[Dataset records]
-- -- --

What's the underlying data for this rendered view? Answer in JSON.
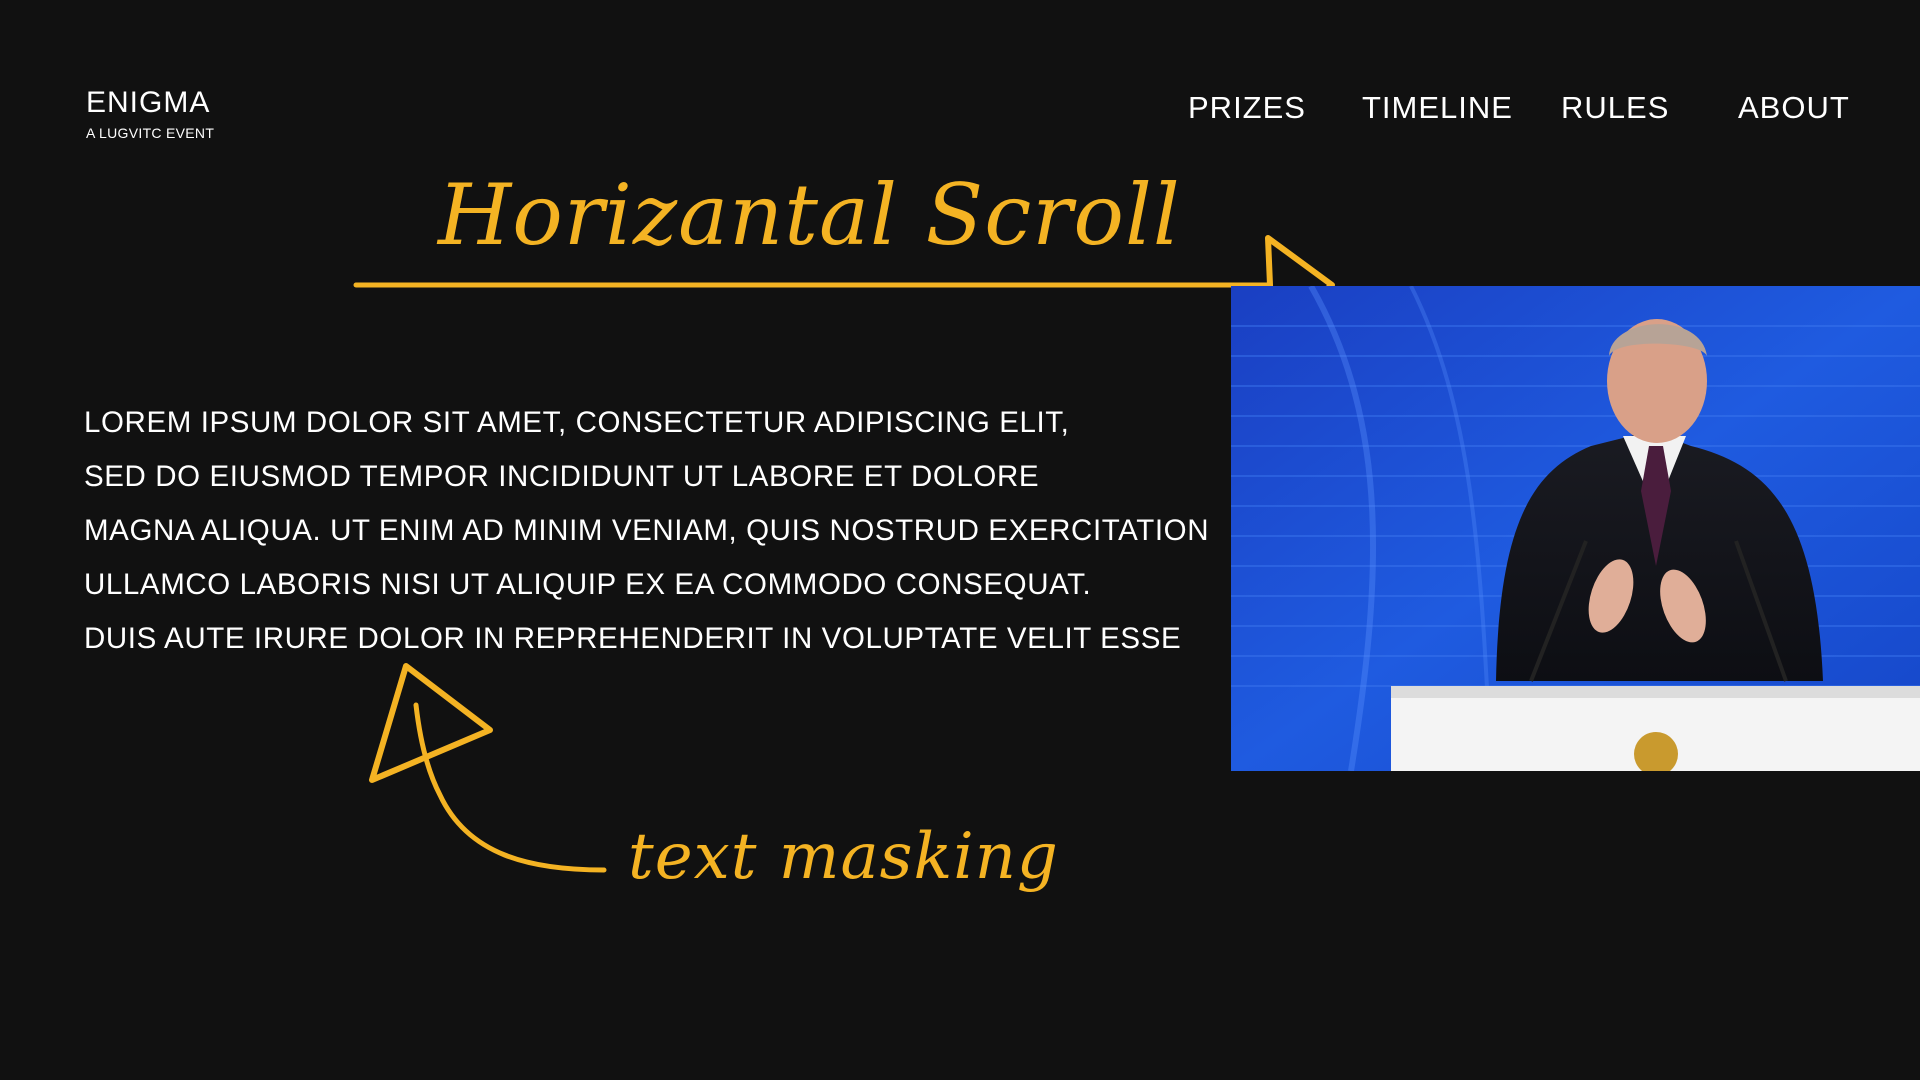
{
  "brand": {
    "title": "ENIGMA",
    "subtitle": "A LUGVITC EVENT"
  },
  "nav": {
    "items": [
      "PRIZES",
      "TIMELINE",
      "RULES",
      "ABOUT"
    ]
  },
  "annotations": {
    "top": "Horizantal Scroll",
    "bottom": "text masking",
    "accent_color": "#F4B323"
  },
  "body": {
    "lines": [
      "LOREM IPSUM DOLOR SIT AMET, CONSECTETUR ADIPISCING ELIT,",
      "SED DO EIUSMOD TEMPOR INCIDIDUNT UT LABORE ET DOLORE",
      "MAGNA ALIQUA. UT ENIM AD MINIM VENIAM, QUIS NOSTRUD EXERCITATION",
      "ULLAMCO LABORIS NISI UT ALIQUIP EX EA COMMODO CONSEQUAT.",
      "DUIS AUTE IRURE DOLOR IN REPREHENDERIT IN VOLUPTATE VELIT ESSE"
    ]
  },
  "colors": {
    "background": "#111111",
    "text": "#FFFFFF",
    "photo_backdrop": "#1D4FD6"
  }
}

-- -- --

TO BE DONE
Every record above must be given again exactly; drop the pictures.

ANSWER BELOW
What's the underlying data for this rendered view? Answer in JSON.
{
  "brand": {
    "title": "ENIGMA",
    "subtitle": "A LUGVITC EVENT"
  },
  "nav": {
    "items": [
      "PRIZES",
      "TIMELINE",
      "RULES",
      "ABOUT"
    ]
  },
  "annotations": {
    "top": "Horizantal Scroll",
    "bottom": "text masking",
    "accent_color": "#F4B323"
  },
  "body": {
    "lines": [
      "LOREM IPSUM DOLOR SIT AMET, CONSECTETUR ADIPISCING ELIT,",
      "SED DO EIUSMOD TEMPOR INCIDIDUNT UT LABORE ET DOLORE",
      "MAGNA ALIQUA. UT ENIM AD MINIM VENIAM, QUIS NOSTRUD EXERCITATION",
      "ULLAMCO LABORIS NISI UT ALIQUIP EX EA COMMODO CONSEQUAT.",
      "DUIS AUTE IRURE DOLOR IN REPREHENDERIT IN VOLUPTATE VELIT ESSE"
    ]
  },
  "colors": {
    "background": "#111111",
    "text": "#FFFFFF",
    "photo_backdrop": "#1D4FD6"
  }
}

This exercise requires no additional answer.